Exercise prompt =
Using the records below, report how many lines hold "icon", with no extra text.

(Part of a data file)
— Start —

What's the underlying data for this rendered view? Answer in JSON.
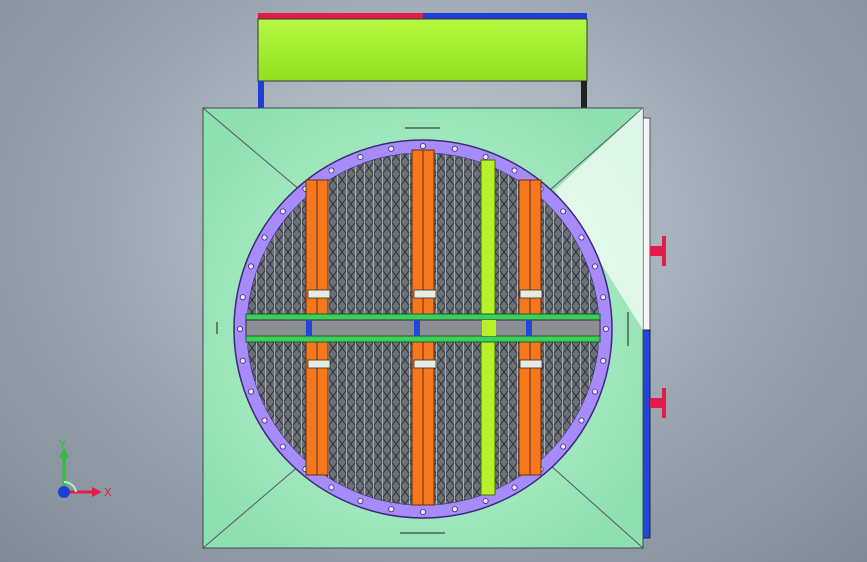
{
  "viewport": {
    "background_top": "#c9d1d9",
    "background_bottom": "#7f8a96"
  },
  "model": {
    "housing_color": "#aef0c8",
    "flange_color": "#a78bfa",
    "top_box_color": "#a6f43a",
    "top_rail_left_color": "#e11d48",
    "top_rail_right_color": "#1e3fd6",
    "side_panel_color": "#2346d8",
    "bar_orange": "#f5781e",
    "bar_lime": "#b8f02a",
    "crossbar_green": "#3ccf5a",
    "grid_dark": "#4a4f55",
    "grid_light": "#9aa0a6"
  },
  "triad": {
    "x_label": "X",
    "y_label": "Y",
    "x_icon": "x-axis-arrow-icon",
    "y_icon": "y-axis-arrow-icon",
    "z_icon": "z-axis-dot-icon"
  }
}
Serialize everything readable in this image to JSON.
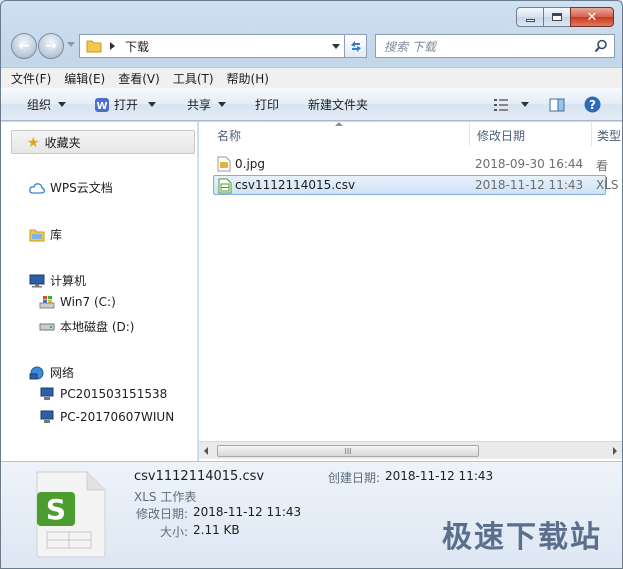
{
  "address": {
    "crumb": "下载"
  },
  "search": {
    "placeholder": "搜索 下载"
  },
  "menubar": {
    "items": [
      "文件(F)",
      "编辑(E)",
      "查看(V)",
      "工具(T)",
      "帮助(H)"
    ]
  },
  "toolbar": {
    "organize": "组织",
    "open": "打开",
    "share": "共享",
    "print": "打印",
    "new_folder": "新建文件夹"
  },
  "nav": {
    "favorites": "收藏夹",
    "wps_cloud": "WPS云文档",
    "libraries": "库",
    "computer": "计算机",
    "drive_c": "Win7 (C:)",
    "drive_d": "本地磁盘 (D:)",
    "network": "网络",
    "pc1": "PC201503151538",
    "pc2": "PC-20170607WIUN"
  },
  "columns": {
    "name": "名称",
    "modified": "修改日期",
    "type": "类型"
  },
  "files": [
    {
      "name": "0.jpg",
      "modified": "2018-09-30 16:44",
      "type": "看图"
    },
    {
      "name": "csv1112114015.csv",
      "modified": "2018-11-12 11:43",
      "type": "XLS"
    }
  ],
  "scrollbar": {
    "grip": "III"
  },
  "details": {
    "file_name": "csv1112114015.csv",
    "file_type": "XLS 工作表",
    "modified_label": "修改日期:",
    "modified_value": "2018-11-12 11:43",
    "size_label": "大小:",
    "size_value": "2.11 KB",
    "created_label": "创建日期:",
    "created_value": "2018-11-12 11:43"
  },
  "watermark": "极速下载站",
  "colors": {
    "accent": "#4c9d2f",
    "selection": "#cfe2f7"
  }
}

— End —

Response below =
3